### Available data
------------------------------
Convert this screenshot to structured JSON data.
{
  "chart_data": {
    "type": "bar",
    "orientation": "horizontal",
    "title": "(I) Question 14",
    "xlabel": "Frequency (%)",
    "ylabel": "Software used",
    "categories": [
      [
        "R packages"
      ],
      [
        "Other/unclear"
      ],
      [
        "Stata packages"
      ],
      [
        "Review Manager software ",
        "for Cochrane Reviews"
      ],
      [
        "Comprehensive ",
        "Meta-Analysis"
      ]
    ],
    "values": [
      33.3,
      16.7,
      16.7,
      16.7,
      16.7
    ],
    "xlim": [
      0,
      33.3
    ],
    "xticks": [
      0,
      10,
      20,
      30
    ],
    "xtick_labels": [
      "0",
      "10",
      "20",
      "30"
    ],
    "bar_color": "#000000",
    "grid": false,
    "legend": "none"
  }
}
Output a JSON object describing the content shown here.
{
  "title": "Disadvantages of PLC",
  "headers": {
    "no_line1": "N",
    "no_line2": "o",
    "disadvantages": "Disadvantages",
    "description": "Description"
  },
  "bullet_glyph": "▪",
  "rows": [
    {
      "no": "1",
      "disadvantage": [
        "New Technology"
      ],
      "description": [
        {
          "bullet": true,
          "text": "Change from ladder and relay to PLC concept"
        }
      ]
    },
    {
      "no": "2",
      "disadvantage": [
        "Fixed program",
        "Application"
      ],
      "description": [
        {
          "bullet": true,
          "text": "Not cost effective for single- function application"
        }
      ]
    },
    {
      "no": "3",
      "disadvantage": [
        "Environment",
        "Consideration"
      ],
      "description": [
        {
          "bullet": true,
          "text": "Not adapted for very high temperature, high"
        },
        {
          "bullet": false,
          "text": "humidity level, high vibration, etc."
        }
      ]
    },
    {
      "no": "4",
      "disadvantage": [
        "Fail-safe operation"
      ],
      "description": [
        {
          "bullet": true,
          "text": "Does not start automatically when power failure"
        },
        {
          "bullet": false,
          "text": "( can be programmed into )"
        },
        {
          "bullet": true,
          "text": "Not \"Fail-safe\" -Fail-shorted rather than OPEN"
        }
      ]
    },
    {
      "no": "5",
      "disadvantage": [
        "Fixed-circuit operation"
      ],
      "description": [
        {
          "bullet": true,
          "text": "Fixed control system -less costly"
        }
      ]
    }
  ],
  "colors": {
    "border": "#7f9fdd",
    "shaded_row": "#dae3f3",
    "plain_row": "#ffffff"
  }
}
------------------------------
### Instructions to follow
Reproduce the complete set of lines precisely as supplied.

### In response
Convert this screenshot to structured JSON data.
{
  "chart_data": {
    "type": "bar",
    "orientation": "horizontal",
    "title": "(I) Question 14",
    "xlabel": "Frequency (%)",
    "ylabel": "Software used",
    "categories": [
      [
        "R packages"
      ],
      [
        "Other/unclear"
      ],
      [
        "Stata packages"
      ],
      [
        "Review Manager software ",
        "for Cochrane Reviews"
      ],
      [
        "Comprehensive ",
        "Meta-Analysis"
      ]
    ],
    "values": [
      33.3,
      16.7,
      16.7,
      16.7,
      16.7
    ],
    "xlim": [
      0,
      33.3
    ],
    "xticks": [
      0,
      10,
      20,
      30
    ],
    "xtick_labels": [
      "0",
      "10",
      "20",
      "30"
    ],
    "bar_color": "#000000",
    "grid": false,
    "legend": "none"
  }
}
Output a JSON object describing the content shown here.
{
  "title": "Disadvantages of PLC",
  "headers": {
    "no_line1": "N",
    "no_line2": "o",
    "disadvantages": "Disadvantages",
    "description": "Description"
  },
  "bullet_glyph": "▪",
  "rows": [
    {
      "no": "1",
      "disadvantage": [
        "New Technology"
      ],
      "description": [
        {
          "bullet": true,
          "text": "Change from ladder and relay to PLC concept"
        }
      ]
    },
    {
      "no": "2",
      "disadvantage": [
        "Fixed program",
        "Application"
      ],
      "description": [
        {
          "bullet": true,
          "text": "Not cost effective for single- function application"
        }
      ]
    },
    {
      "no": "3",
      "disadvantage": [
        "Environment",
        "Consideration"
      ],
      "description": [
        {
          "bullet": true,
          "text": "Not adapted for very high temperature, high"
        },
        {
          "bullet": false,
          "text": "humidity level, high vibration, etc."
        }
      ]
    },
    {
      "no": "4",
      "disadvantage": [
        "Fail-safe operation"
      ],
      "description": [
        {
          "bullet": true,
          "text": "Does not start automatically when power failure"
        },
        {
          "bullet": false,
          "text": "( can be programmed into )"
        },
        {
          "bullet": true,
          "text": "Not \"Fail-safe\" -Fail-shorted rather than OPEN"
        }
      ]
    },
    {
      "no": "5",
      "disadvantage": [
        "Fixed-circuit operation"
      ],
      "description": [
        {
          "bullet": true,
          "text": "Fixed control system -less costly"
        }
      ]
    }
  ],
  "colors": {
    "border": "#7f9fdd",
    "shaded_row": "#dae3f3",
    "plain_row": "#ffffff"
  }
}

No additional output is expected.